What is the number of lines in these entries that contain "Dodatki"? State it alone.
-- START --
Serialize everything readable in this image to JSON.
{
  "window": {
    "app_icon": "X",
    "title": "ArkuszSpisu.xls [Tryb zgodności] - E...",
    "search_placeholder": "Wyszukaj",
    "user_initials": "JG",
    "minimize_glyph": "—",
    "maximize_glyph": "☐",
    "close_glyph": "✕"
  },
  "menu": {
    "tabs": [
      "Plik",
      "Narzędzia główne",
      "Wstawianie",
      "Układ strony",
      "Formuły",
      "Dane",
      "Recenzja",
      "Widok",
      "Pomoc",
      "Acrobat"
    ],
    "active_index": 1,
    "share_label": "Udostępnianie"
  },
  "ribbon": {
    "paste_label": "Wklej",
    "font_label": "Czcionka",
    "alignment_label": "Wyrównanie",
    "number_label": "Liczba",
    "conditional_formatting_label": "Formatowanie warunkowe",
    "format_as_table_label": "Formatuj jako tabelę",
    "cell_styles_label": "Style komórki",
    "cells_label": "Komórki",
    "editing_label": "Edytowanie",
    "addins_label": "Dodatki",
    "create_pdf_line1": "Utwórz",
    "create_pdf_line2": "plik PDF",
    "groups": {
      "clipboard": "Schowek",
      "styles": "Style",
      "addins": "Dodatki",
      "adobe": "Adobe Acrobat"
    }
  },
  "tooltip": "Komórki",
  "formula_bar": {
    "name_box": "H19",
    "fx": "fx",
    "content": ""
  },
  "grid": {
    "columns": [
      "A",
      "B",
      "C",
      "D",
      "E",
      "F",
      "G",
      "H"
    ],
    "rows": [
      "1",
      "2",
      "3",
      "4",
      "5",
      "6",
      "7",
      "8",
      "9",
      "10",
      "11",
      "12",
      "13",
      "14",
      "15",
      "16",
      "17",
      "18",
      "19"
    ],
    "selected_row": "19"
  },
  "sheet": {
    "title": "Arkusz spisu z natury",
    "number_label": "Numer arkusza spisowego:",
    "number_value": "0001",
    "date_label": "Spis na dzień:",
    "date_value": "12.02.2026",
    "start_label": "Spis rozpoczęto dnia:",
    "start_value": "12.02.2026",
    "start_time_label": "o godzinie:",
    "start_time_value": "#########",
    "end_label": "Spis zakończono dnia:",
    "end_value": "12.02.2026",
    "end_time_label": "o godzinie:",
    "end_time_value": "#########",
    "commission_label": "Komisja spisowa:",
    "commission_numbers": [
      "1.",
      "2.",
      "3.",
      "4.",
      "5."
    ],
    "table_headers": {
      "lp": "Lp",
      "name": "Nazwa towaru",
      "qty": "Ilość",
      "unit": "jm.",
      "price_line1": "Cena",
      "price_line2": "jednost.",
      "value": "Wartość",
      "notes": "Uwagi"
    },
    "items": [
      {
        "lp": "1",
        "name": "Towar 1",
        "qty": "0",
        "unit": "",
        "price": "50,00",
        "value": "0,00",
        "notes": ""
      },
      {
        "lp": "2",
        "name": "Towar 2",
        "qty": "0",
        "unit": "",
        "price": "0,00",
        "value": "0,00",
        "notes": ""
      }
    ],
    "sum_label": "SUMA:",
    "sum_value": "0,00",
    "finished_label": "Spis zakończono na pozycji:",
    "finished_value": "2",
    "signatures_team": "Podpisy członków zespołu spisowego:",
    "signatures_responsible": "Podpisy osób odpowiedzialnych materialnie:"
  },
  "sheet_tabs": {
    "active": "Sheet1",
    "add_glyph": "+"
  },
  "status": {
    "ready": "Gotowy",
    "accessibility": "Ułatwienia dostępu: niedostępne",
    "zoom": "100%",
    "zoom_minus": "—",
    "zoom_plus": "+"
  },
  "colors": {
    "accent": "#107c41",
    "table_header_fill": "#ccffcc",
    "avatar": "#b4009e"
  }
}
-- END --
▸ **COMPLETED EXERCISE**: 2